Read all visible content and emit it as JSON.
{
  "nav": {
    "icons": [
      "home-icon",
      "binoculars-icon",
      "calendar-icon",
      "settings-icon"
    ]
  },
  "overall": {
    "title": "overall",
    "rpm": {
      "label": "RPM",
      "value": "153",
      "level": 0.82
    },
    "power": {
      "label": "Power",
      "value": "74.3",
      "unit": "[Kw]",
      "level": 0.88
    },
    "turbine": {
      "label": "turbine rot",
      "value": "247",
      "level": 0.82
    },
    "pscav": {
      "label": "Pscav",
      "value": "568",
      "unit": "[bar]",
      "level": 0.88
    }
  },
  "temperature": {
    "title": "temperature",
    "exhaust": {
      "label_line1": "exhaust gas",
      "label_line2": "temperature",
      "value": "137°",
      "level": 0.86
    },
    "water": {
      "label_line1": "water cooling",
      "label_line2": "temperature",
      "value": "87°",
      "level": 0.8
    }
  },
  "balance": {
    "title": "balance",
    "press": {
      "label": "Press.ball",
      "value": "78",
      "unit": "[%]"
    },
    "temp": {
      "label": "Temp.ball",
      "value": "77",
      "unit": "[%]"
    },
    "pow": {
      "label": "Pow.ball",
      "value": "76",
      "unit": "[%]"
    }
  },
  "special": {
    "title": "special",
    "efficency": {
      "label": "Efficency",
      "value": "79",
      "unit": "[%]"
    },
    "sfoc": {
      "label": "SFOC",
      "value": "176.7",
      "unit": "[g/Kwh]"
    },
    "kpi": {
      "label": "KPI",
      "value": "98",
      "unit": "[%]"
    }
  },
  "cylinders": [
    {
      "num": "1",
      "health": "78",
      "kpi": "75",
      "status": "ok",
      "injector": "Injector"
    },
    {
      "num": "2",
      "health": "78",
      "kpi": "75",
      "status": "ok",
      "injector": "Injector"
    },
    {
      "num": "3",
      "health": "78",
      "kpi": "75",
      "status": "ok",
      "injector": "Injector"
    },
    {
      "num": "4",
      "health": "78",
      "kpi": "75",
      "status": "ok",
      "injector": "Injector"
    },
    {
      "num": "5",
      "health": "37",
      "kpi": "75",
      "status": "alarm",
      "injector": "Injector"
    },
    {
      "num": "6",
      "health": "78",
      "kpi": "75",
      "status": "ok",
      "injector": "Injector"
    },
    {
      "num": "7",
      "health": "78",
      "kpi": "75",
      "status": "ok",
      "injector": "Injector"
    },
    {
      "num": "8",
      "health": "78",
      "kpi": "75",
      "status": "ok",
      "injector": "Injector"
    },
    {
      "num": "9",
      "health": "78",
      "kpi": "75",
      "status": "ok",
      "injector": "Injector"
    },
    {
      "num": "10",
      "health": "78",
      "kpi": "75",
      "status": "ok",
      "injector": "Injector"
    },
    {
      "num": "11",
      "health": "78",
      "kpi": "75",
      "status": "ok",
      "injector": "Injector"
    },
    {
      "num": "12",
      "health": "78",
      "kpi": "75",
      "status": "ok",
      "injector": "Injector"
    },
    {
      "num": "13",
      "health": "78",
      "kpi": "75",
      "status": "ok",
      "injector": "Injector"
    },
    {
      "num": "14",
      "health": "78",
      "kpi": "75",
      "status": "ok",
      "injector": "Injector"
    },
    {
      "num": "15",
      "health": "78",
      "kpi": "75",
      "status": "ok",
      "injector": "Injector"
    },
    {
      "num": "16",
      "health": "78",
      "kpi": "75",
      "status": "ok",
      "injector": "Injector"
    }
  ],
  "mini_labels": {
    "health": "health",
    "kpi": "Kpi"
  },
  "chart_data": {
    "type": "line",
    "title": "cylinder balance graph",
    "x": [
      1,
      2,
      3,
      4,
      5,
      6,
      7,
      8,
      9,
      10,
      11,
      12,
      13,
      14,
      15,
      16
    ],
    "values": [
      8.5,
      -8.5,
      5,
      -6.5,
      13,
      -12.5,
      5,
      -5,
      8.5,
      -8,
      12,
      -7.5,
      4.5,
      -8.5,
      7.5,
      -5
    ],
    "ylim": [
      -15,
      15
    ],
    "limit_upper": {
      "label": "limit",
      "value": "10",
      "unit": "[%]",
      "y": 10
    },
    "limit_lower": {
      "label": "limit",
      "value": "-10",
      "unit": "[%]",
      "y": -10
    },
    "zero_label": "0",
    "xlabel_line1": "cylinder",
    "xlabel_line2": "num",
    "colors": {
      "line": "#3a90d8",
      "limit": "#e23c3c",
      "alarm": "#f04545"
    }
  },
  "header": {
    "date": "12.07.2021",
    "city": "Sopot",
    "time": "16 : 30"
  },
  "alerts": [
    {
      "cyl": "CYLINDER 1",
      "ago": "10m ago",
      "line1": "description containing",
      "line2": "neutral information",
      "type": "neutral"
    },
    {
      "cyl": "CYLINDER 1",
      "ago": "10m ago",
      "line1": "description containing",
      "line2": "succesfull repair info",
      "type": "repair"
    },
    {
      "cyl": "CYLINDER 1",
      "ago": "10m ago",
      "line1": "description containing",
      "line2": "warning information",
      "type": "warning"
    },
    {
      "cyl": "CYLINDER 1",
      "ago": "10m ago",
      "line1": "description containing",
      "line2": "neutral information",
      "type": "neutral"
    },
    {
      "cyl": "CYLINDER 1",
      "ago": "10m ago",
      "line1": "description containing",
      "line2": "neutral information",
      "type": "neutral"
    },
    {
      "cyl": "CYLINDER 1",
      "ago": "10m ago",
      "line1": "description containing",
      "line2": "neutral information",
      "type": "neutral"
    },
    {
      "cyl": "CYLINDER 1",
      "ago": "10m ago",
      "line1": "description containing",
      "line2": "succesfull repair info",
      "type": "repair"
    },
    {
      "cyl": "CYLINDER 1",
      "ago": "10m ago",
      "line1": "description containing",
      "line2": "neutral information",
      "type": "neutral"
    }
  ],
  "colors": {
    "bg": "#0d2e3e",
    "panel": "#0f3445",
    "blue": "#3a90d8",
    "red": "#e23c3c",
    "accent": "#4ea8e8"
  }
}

**WHAT TO WORK ON:** Identify all lines where the word "temperature" shows up. Copy them.

**SOLUTION:**
  "temperature": {
    "title": "temperature",
      "label_line2": "temperature",
      "label_line2": "temperature",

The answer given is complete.